_Brano:_
+ + + +

Programma a metà per il Girone B di Serie D: il regolare turno valido per la 18^ giornata di campionato, la prima del girone di ritorno, calendarizzato per domenica 4 gennaio sarà completato nel giorno dell’Epifania da quattro posticipi. Saranno dunque sei le partite che animeranno il debutto nel 2026, con incroci davvero interessanti in ogni zona della classifica.
Riparte dal proprio fortino la Castellanzese, attesa domenica da una sfida tutt’altro che banale contro il Breno. I neroverdi arrivano all’appuntamento forti di un girone d’andata più che convincente, costruito su solidità, equilibrio e pragmatismo: caratteristiche che hanno permesso alla squadra di Del Prato di scavare un solco importante rispetto alla zona che scotta e, allo stesso tempo, di mantenere vivo il contatto con le posizioni che contano. La classifica parla chiaro: il +3 sugli avversari di giornata è un margine da difendere e possibilmente ampliare, con l’obiettivo dichiarato di trasformarlo in un +6 che garantirebbe ulteriore tranquillità e consentirebbe di tenere nel mirino anche la quota playoff. Di fronte ci sarà un Breno fedele alla propria identità: squadra tignosa, compatta, difficile da affrontare e poco incline a concedere qualcosa gratis. Una di quelle partite in cui serviranno pazienza, attenzione e la capacità di colpire nei momenti giusti, senza scoprirsi.
Due giorni in più per lavorare e riflettere, ma anche un debutto di fuoco ad attendere la Varesina: martedì 6 gennaio i rossoblù ospiteranno la capolista Folgore Caratese, in una sfida che sulla carta appare proibitiva ma che può rappresentare un’occasione per provare a cambiare inerzia a una stagione fin qui avara di soddisfazioni. I numeri dell’andata raccontano di un cammino ben al di sotto delle aspettative e di una squadra chiamata ora a trovare una reazione concreta, soprattutto sul piano dell’atteggiamento. La Folgore Caratese arriva invece con lo status di squadra lanciata, forte di una prima metà di stagione quasi impeccabile e con la dichiarata ambizioni di centrare il salto di categoria. Il divario in classifica è evidente, ma il calcio (soprattutto a gennaio) sa spesso smentire le gerarchie. Per la Varesina l’augurio è quello di sfruttare subito l’impegno contro la prima della classe per dare un segnale, a sé stessa prima ancora che al campionato: cambiare marcia è obbligatorio, e farlo immediatamente potrebbe riaccendere una stagione che ha ancora bisogno di una svolta.

+ + + +

_Estratti del materiale:_

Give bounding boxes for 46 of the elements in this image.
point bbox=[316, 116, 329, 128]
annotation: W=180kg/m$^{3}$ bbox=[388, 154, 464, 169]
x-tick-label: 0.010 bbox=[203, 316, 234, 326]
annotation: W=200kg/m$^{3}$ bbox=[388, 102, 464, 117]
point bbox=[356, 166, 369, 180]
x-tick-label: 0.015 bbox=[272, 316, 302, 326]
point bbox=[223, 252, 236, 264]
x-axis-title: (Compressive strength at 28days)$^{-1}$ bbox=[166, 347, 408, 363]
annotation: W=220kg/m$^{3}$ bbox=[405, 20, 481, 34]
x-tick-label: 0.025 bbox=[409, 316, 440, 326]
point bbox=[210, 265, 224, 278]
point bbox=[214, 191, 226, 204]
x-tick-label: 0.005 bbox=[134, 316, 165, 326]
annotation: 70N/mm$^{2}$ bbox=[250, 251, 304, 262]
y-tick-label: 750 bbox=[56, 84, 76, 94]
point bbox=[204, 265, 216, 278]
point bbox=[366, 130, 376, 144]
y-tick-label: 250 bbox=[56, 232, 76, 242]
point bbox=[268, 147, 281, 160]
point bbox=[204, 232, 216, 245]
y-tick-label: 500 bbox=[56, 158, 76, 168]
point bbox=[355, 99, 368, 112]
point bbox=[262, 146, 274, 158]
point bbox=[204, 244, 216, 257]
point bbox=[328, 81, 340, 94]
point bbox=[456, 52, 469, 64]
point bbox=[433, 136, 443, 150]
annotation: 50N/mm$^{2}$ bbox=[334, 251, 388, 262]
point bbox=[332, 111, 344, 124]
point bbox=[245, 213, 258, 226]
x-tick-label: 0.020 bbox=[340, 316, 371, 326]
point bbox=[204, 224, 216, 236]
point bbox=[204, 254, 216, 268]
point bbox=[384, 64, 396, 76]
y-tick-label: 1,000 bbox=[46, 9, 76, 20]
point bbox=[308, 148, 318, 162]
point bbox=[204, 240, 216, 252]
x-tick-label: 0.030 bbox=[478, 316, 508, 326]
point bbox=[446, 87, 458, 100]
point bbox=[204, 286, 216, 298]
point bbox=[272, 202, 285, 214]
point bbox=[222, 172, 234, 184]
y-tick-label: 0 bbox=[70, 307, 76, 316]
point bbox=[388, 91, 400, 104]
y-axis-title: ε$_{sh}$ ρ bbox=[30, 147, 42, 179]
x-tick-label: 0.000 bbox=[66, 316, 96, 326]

+ + + +

_Consegna:_
Elenca tutte le squadre di calcio nominate nel brano sulla Serie D.

_Soluzione:_
Castellanzese, Breno, Varesina, Folgore Caratese